#### Task requirements
Output the data below in full, byte for byte. Nothing may differ.

#### Material for this exercise
>> Begin

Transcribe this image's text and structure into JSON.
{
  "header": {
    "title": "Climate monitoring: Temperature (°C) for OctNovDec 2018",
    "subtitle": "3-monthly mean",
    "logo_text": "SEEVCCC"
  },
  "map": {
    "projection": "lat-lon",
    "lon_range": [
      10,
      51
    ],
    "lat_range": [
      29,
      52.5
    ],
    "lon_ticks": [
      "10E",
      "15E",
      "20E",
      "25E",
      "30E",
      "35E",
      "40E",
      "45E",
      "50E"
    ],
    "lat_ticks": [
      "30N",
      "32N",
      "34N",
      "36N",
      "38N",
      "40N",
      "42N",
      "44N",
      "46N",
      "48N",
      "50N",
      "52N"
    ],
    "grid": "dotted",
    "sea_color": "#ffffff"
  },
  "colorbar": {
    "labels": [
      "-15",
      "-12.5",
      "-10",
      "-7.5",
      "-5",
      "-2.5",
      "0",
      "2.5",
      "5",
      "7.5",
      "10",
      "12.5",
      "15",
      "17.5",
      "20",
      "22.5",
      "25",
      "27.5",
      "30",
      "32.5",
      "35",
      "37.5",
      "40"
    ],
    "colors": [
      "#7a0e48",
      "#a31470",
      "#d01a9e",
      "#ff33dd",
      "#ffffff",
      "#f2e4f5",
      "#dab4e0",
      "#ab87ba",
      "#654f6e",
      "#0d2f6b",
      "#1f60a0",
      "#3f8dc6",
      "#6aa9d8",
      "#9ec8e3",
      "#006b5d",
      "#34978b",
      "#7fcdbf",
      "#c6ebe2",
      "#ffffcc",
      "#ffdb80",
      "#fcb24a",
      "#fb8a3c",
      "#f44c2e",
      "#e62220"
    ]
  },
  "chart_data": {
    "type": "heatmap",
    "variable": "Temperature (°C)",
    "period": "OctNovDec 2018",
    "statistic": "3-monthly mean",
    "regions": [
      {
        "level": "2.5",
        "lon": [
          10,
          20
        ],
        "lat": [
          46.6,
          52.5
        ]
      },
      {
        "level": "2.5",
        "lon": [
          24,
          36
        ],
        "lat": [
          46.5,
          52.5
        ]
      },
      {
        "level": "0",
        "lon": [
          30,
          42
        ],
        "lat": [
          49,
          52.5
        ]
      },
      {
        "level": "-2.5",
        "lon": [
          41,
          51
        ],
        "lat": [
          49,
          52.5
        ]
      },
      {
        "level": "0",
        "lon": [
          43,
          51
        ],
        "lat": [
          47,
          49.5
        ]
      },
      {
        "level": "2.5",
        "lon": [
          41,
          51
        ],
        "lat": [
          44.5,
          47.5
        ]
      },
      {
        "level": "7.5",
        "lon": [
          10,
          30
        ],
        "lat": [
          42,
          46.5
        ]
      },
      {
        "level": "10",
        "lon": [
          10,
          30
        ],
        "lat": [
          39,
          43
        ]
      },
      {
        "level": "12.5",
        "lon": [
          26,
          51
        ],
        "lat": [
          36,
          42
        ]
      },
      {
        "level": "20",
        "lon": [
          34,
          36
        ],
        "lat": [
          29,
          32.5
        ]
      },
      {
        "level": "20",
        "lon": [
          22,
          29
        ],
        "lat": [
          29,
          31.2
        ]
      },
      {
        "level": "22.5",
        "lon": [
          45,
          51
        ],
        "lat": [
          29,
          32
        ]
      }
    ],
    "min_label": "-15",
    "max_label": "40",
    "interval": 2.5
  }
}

>> End

#### Answer to this problem
Transcribe this image's text and structure into JSON.
{
  "header": {
    "title": "Climate monitoring: Temperature (°C) for OctNovDec 2018",
    "subtitle": "3-monthly mean",
    "logo_text": "SEEVCCC"
  },
  "map": {
    "projection": "lat-lon",
    "lon_range": [
      10,
      51
    ],
    "lat_range": [
      29,
      52.5
    ],
    "lon_ticks": [
      "10E",
      "15E",
      "20E",
      "25E",
      "30E",
      "35E",
      "40E",
      "45E",
      "50E"
    ],
    "lat_ticks": [
      "30N",
      "32N",
      "34N",
      "36N",
      "38N",
      "40N",
      "42N",
      "44N",
      "46N",
      "48N",
      "50N",
      "52N"
    ],
    "grid": "dotted",
    "sea_color": "#ffffff"
  },
  "colorbar": {
    "labels": [
      "-15",
      "-12.5",
      "-10",
      "-7.5",
      "-5",
      "-2.5",
      "0",
      "2.5",
      "5",
      "7.5",
      "10",
      "12.5",
      "15",
      "17.5",
      "20",
      "22.5",
      "25",
      "27.5",
      "30",
      "32.5",
      "35",
      "37.5",
      "40"
    ],
    "colors": [
      "#7a0e48",
      "#a31470",
      "#d01a9e",
      "#ff33dd",
      "#ffffff",
      "#f2e4f5",
      "#dab4e0",
      "#ab87ba",
      "#654f6e",
      "#0d2f6b",
      "#1f60a0",
      "#3f8dc6",
      "#6aa9d8",
      "#9ec8e3",
      "#006b5d",
      "#34978b",
      "#7fcdbf",
      "#c6ebe2",
      "#ffffcc",
      "#ffdb80",
      "#fcb24a",
      "#fb8a3c",
      "#f44c2e",
      "#e62220"
    ]
  },
  "chart_data": {
    "type": "heatmap",
    "variable": "Temperature (°C)",
    "period": "OctNovDec 2018",
    "statistic": "3-monthly mean",
    "regions": [
      {
        "level": "2.5",
        "lon": [
          10,
          20
        ],
        "lat": [
          46.6,
          52.5
        ]
      },
      {
        "level": "2.5",
        "lon": [
          24,
          36
        ],
        "lat": [
          46.5,
          52.5
        ]
      },
      {
        "level": "0",
        "lon": [
          30,
          42
        ],
        "lat": [
          49,
          52.5
        ]
      },
      {
        "level": "-2.5",
        "lon": [
          41,
          51
        ],
        "lat": [
          49,
          52.5
        ]
      },
      {
        "level": "0",
        "lon": [
          43,
          51
        ],
        "lat": [
          47,
          49.5
        ]
      },
      {
        "level": "2.5",
        "lon": [
          41,
          51
        ],
        "lat": [
          44.5,
          47.5
        ]
      },
      {
        "level": "7.5",
        "lon": [
          10,
          30
        ],
        "lat": [
          42,
          46.5
        ]
      },
      {
        "level": "10",
        "lon": [
          10,
          30
        ],
        "lat": [
          39,
          43
        ]
      },
      {
        "level": "12.5",
        "lon": [
          26,
          51
        ],
        "lat": [
          36,
          42
        ]
      },
      {
        "level": "20",
        "lon": [
          34,
          36
        ],
        "lat": [
          29,
          32.5
        ]
      },
      {
        "level": "20",
        "lon": [
          22,
          29
        ],
        "lat": [
          29,
          31.2
        ]
      },
      {
        "level": "22.5",
        "lon": [
          45,
          51
        ],
        "lat": [
          29,
          32
        ]
      }
    ],
    "min_label": "-15",
    "max_label": "40",
    "interval": 2.5
  }
}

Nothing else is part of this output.